─── DATASET EXCERPTS ───

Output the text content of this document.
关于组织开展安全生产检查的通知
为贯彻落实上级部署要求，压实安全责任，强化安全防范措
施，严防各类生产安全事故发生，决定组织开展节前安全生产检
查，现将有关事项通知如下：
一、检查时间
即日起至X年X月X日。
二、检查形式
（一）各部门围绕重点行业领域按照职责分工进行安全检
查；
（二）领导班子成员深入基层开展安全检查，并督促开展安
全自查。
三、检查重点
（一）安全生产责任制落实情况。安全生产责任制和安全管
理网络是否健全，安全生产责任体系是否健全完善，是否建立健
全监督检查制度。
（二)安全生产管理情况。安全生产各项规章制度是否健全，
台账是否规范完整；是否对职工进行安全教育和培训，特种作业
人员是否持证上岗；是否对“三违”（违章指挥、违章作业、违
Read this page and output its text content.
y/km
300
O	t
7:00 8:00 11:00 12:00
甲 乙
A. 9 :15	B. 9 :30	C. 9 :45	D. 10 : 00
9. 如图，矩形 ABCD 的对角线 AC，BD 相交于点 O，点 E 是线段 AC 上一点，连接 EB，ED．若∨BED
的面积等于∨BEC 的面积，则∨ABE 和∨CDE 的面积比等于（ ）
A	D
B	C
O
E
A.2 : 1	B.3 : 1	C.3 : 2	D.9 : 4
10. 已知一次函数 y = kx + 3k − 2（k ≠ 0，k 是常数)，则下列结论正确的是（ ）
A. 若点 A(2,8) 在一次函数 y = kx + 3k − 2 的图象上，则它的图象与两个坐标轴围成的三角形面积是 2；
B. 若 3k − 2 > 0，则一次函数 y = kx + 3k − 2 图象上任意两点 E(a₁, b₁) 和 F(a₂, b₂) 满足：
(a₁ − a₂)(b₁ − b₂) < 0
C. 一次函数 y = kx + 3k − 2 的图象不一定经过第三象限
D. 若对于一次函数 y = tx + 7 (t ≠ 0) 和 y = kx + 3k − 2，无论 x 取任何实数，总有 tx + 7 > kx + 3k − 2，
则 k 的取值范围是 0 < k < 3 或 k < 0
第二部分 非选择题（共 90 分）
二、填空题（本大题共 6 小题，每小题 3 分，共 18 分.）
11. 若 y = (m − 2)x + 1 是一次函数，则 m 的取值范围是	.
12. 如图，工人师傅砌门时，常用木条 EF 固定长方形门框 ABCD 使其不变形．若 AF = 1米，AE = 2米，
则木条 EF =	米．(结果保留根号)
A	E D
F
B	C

───

Reproduce the listing shown above in its entirety, exactly.

Output the text content of this document.
关于组织开展安全生产检查的通知
为贯彻落实上级部署要求，压实安全责任，强化安全防范措
施，严防各类生产安全事故发生，决定组织开展节前安全生产检
查，现将有关事项通知如下：
一、检查时间
即日起至X年X月X日。
二、检查形式
（一）各部门围绕重点行业领域按照职责分工进行安全检
查；
（二）领导班子成员深入基层开展安全检查，并督促开展安
全自查。
三、检查重点
（一）安全生产责任制落实情况。安全生产责任制和安全管
理网络是否健全，安全生产责任体系是否健全完善，是否建立健
全监督检查制度。
（二)安全生产管理情况。安全生产各项规章制度是否健全，
台账是否规范完整；是否对职工进行安全教育和培训，特种作业
人员是否持证上岗；是否对“三违”（违章指挥、违章作业、违
Read this page and output its text content.
y/km
300
O	t
7:00 8:00 11:00 12:00
甲 乙
A. 9 :15	B. 9 :30	C. 9 :45	D. 10 : 00
9. 如图，矩形 ABCD 的对角线 AC，BD 相交于点 O，点 E 是线段 AC 上一点，连接 EB，ED．若∨BED
的面积等于∨BEC 的面积，则∨ABE 和∨CDE 的面积比等于（ ）
A	D
B	C
O
E
A.2 : 1	B.3 : 1	C.3 : 2	D.9 : 4
10. 已知一次函数 y = kx + 3k − 2（k ≠ 0，k 是常数)，则下列结论正确的是（ ）
A. 若点 A(2,8) 在一次函数 y = kx + 3k − 2 的图象上，则它的图象与两个坐标轴围成的三角形面积是 2；
B. 若 3k − 2 > 0，则一次函数 y = kx + 3k − 2 图象上任意两点 E(a₁, b₁) 和 F(a₂, b₂) 满足：
(a₁ − a₂)(b₁ − b₂) < 0
C. 一次函数 y = kx + 3k − 2 的图象不一定经过第三象限
D. 若对于一次函数 y = tx + 7 (t ≠ 0) 和 y = kx + 3k − 2，无论 x 取任何实数，总有 tx + 7 > kx + 3k − 2，
则 k 的取值范围是 0 < k < 3 或 k < 0
第二部分 非选择题（共 90 分）
二、填空题（本大题共 6 小题，每小题 3 分，共 18 分.）
11. 若 y = (m − 2)x + 1 是一次函数，则 m 的取值范围是	.
12. 如图，工人师傅砌门时，常用木条 EF 固定长方形门框 ABCD 使其不变形．若 AF = 1米，AE = 2米，
则木条 EF =	米．(结果保留根号)
A	E D
F
B	C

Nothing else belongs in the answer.